▶ **Exercise material**:
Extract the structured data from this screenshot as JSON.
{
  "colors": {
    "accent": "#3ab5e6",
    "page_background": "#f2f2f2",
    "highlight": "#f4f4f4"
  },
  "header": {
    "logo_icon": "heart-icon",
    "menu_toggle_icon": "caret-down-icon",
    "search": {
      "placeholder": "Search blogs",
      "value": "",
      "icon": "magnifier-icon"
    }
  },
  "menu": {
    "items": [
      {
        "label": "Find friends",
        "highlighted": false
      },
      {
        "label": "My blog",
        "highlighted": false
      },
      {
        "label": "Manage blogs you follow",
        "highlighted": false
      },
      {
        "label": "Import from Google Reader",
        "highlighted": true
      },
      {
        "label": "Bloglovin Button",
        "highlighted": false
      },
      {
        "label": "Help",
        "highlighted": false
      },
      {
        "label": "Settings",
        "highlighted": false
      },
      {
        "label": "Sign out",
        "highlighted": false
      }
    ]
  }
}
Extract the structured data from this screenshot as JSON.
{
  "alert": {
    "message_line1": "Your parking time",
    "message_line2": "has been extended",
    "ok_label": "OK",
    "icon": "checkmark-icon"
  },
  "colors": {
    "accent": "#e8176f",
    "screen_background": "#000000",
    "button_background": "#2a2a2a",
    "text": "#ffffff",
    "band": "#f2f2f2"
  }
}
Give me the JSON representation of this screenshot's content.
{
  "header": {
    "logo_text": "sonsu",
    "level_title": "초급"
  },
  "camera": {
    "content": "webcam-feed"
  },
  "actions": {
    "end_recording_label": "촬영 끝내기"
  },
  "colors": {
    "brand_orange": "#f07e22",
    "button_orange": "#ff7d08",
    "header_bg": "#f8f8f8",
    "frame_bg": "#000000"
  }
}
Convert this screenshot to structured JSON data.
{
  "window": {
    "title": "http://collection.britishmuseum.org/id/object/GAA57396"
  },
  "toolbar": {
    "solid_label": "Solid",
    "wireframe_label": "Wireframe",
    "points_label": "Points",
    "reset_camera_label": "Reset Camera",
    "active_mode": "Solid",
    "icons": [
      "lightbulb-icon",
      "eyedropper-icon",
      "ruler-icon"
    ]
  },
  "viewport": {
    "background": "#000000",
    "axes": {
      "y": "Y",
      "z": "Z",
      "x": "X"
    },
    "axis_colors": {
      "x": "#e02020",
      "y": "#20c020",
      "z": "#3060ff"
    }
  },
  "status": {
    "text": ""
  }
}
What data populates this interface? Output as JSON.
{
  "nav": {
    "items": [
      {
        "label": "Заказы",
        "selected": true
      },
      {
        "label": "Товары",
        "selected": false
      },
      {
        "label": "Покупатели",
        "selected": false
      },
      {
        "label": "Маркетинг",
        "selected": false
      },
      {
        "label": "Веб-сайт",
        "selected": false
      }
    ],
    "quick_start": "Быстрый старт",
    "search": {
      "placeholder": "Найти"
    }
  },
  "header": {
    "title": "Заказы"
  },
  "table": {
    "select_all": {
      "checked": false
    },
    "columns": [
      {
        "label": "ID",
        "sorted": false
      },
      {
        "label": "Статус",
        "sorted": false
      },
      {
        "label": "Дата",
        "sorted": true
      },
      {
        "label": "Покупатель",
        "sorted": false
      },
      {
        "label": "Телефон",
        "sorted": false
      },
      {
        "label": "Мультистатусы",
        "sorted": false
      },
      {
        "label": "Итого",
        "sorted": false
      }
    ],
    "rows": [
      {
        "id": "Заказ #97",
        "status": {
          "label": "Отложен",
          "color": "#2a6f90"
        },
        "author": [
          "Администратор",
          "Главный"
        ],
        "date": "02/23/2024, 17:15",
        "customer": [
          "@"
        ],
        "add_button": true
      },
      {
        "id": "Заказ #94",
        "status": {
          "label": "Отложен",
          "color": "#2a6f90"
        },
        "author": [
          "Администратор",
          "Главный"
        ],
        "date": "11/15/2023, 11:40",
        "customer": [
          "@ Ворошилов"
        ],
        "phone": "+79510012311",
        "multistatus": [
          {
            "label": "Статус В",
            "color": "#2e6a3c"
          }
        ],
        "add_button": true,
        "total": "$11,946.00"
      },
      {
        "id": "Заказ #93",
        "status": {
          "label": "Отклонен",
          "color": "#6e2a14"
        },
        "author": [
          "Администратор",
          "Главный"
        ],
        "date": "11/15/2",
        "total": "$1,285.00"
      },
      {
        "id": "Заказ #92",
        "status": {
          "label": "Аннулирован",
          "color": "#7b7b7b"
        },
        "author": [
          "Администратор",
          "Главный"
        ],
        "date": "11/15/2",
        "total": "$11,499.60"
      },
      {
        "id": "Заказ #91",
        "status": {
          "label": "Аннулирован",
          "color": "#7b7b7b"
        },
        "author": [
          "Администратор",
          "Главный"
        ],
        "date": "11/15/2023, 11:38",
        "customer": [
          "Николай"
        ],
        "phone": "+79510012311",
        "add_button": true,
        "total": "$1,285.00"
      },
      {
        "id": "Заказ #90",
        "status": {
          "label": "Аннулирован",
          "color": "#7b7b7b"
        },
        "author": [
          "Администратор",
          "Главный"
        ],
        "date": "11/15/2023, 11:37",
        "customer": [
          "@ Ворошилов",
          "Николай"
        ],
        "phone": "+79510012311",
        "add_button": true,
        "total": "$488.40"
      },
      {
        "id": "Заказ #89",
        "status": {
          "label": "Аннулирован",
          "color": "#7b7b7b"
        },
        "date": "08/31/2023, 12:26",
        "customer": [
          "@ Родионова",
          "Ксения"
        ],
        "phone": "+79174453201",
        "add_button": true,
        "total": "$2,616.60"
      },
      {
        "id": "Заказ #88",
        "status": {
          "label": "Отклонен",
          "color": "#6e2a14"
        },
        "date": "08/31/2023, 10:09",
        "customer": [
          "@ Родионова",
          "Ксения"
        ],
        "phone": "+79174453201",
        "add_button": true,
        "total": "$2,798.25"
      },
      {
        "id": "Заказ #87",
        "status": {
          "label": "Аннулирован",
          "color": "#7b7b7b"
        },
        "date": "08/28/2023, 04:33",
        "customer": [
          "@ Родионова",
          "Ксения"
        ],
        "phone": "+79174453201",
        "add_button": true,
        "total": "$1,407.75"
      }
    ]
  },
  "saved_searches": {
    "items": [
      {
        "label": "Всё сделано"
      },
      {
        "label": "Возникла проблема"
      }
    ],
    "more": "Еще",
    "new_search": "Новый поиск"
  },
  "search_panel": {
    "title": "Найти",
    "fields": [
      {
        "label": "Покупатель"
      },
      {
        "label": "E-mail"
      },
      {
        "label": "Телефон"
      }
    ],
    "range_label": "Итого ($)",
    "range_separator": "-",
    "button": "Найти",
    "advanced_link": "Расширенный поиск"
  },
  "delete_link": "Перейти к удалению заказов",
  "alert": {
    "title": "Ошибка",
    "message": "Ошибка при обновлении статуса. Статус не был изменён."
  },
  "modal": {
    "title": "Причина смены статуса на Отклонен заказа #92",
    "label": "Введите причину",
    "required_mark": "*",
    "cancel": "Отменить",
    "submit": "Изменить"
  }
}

▶ **What this task involves**: Recopy the entries above exactly, with every line included.

▶ **Task output**:
Extract the structured data from this screenshot as JSON.
{
  "colors": {
    "accent": "#3ab5e6",
    "page_background": "#f2f2f2",
    "highlight": "#f4f4f4"
  },
  "header": {
    "logo_icon": "heart-icon",
    "menu_toggle_icon": "caret-down-icon",
    "search": {
      "placeholder": "Search blogs",
      "value": "",
      "icon": "magnifier-icon"
    }
  },
  "menu": {
    "items": [
      {
        "label": "Find friends",
        "highlighted": false
      },
      {
        "label": "My blog",
        "highlighted": false
      },
      {
        "label": "Manage blogs you follow",
        "highlighted": false
      },
      {
        "label": "Import from Google Reader",
        "highlighted": true
      },
      {
        "label": "Bloglovin Button",
        "highlighted": false
      },
      {
        "label": "Help",
        "highlighted": false
      },
      {
        "label": "Settings",
        "highlighted": false
      },
      {
        "label": "Sign out",
        "highlighted": false
      }
    ]
  }
}
Extract the structured data from this screenshot as JSON.
{
  "alert": {
    "message_line1": "Your parking time",
    "message_line2": "has been extended",
    "ok_label": "OK",
    "icon": "checkmark-icon"
  },
  "colors": {
    "accent": "#e8176f",
    "screen_background": "#000000",
    "button_background": "#2a2a2a",
    "text": "#ffffff",
    "band": "#f2f2f2"
  }
}
Give me the JSON representation of this screenshot's content.
{
  "header": {
    "logo_text": "sonsu",
    "level_title": "초급"
  },
  "camera": {
    "content": "webcam-feed"
  },
  "actions": {
    "end_recording_label": "촬영 끝내기"
  },
  "colors": {
    "brand_orange": "#f07e22",
    "button_orange": "#ff7d08",
    "header_bg": "#f8f8f8",
    "frame_bg": "#000000"
  }
}
Convert this screenshot to structured JSON data.
{
  "window": {
    "title": "http://collection.britishmuseum.org/id/object/GAA57396"
  },
  "toolbar": {
    "solid_label": "Solid",
    "wireframe_label": "Wireframe",
    "points_label": "Points",
    "reset_camera_label": "Reset Camera",
    "active_mode": "Solid",
    "icons": [
      "lightbulb-icon",
      "eyedropper-icon",
      "ruler-icon"
    ]
  },
  "viewport": {
    "background": "#000000",
    "axes": {
      "y": "Y",
      "z": "Z",
      "x": "X"
    },
    "axis_colors": {
      "x": "#e02020",
      "y": "#20c020",
      "z": "#3060ff"
    }
  },
  "status": {
    "text": ""
  }
}
What data populates this interface? Output as JSON.
{
  "nav": {
    "items": [
      {
        "label": "Заказы",
        "selected": true
      },
      {
        "label": "Товары",
        "selected": false
      },
      {
        "label": "Покупатели",
        "selected": false
      },
      {
        "label": "Маркетинг",
        "selected": false
      },
      {
        "label": "Веб-сайт",
        "selected": false
      }
    ],
    "quick_start": "Быстрый старт",
    "search": {
      "placeholder": "Найти"
    }
  },
  "header": {
    "title": "Заказы"
  },
  "table": {
    "select_all": {
      "checked": false
    },
    "columns": [
      {
        "label": "ID",
        "sorted": false
      },
      {
        "label": "Статус",
        "sorted": false
      },
      {
        "label": "Дата",
        "sorted": true
      },
      {
        "label": "Покупатель",
        "sorted": false
      },
      {
        "label": "Телефон",
        "sorted": false
      },
      {
        "label": "Мультистатусы",
        "sorted": false
      },
      {
        "label": "Итого",
        "sorted": false
      }
    ],
    "rows": [
      {
        "id": "Заказ #97",
        "status": {
          "label": "Отложен",
          "color": "#2a6f90"
        },
        "author": [
          "Администратор",
          "Главный"
        ],
        "date": "02/23/2024, 17:15",
        "customer": [
          "@"
        ],
        "add_button": true
      },
      {
        "id": "Заказ #94",
        "status": {
          "label": "Отложен",
          "color": "#2a6f90"
        },
        "author": [
          "Администратор",
          "Главный"
        ],
        "date": "11/15/2023, 11:40",
        "customer": [
          "@ Ворошилов"
        ],
        "phone": "+79510012311",
        "multistatus": [
          {
            "label": "Статус В",
            "color": "#2e6a3c"
          }
        ],
        "add_button": true,
        "total": "$11,946.00"
      },
      {
        "id": "Заказ #93",
        "status": {
          "label": "Отклонен",
          "color": "#6e2a14"
        },
        "author": [
          "Администратор",
          "Главный"
        ],
        "date": "11/15/2",
        "total": "$1,285.00"
      },
      {
        "id": "Заказ #92",
        "status": {
          "label": "Аннулирован",
          "color": "#7b7b7b"
        },
        "author": [
          "Администратор",
          "Главный"
        ],
        "date": "11/15/2",
        "total": "$11,499.60"
      },
      {
        "id": "Заказ #91",
        "status": {
          "label": "Аннулирован",
          "color": "#7b7b7b"
        },
        "author": [
          "Администратор",
          "Главный"
        ],
        "date": "11/15/2023, 11:38",
        "customer": [
          "Николай"
        ],
        "phone": "+79510012311",
        "add_button": true,
        "total": "$1,285.00"
      },
      {
        "id": "Заказ #90",
        "status": {
          "label": "Аннулирован",
          "color": "#7b7b7b"
        },
        "author": [
          "Администратор",
          "Главный"
        ],
        "date": "11/15/2023, 11:37",
        "customer": [
          "@ Ворошилов",
          "Николай"
        ],
        "phone": "+79510012311",
        "add_button": true,
        "total": "$488.40"
      },
      {
        "id": "Заказ #89",
        "status": {
          "label": "Аннулирован",
          "color": "#7b7b7b"
        },
        "date": "08/31/2023, 12:26",
        "customer": [
          "@ Родионова",
          "Ксения"
        ],
        "phone": "+79174453201",
        "add_button": true,
        "total": "$2,616.60"
      },
      {
        "id": "Заказ #88",
        "status": {
          "label": "Отклонен",
          "color": "#6e2a14"
        },
        "date": "08/31/2023, 10:09",
        "customer": [
          "@ Родионова",
          "Ксения"
        ],
        "phone": "+79174453201",
        "add_button": true,
        "total": "$2,798.25"
      },
      {
        "id": "Заказ #87",
        "status": {
          "label": "Аннулирован",
          "color": "#7b7b7b"
        },
        "date": "08/28/2023, 04:33",
        "customer": [
          "@ Родионова",
          "Ксения"
        ],
        "phone": "+79174453201",
        "add_button": true,
        "total": "$1,407.75"
      }
    ]
  },
  "saved_searches": {
    "items": [
      {
        "label": "Всё сделано"
      },
      {
        "label": "Возникла проблема"
      }
    ],
    "more": "Еще",
    "new_search": "Новый поиск"
  },
  "search_panel": {
    "title": "Найти",
    "fields": [
      {
        "label": "Покупатель"
      },
      {
        "label": "E-mail"
      },
      {
        "label": "Телефон"
      }
    ],
    "range_label": "Итого ($)",
    "range_separator": "-",
    "button": "Найти",
    "advanced_link": "Расширенный поиск"
  },
  "delete_link": "Перейти к удалению заказов",
  "alert": {
    "title": "Ошибка",
    "message": "Ошибка при обновлении статуса. Статус не был изменён."
  },
  "modal": {
    "title": "Причина смены статуса на Отклонен заказа #92",
    "label": "Введите причину",
    "required_mark": "*",
    "cancel": "Отменить",
    "submit": "Изменить"
  }
}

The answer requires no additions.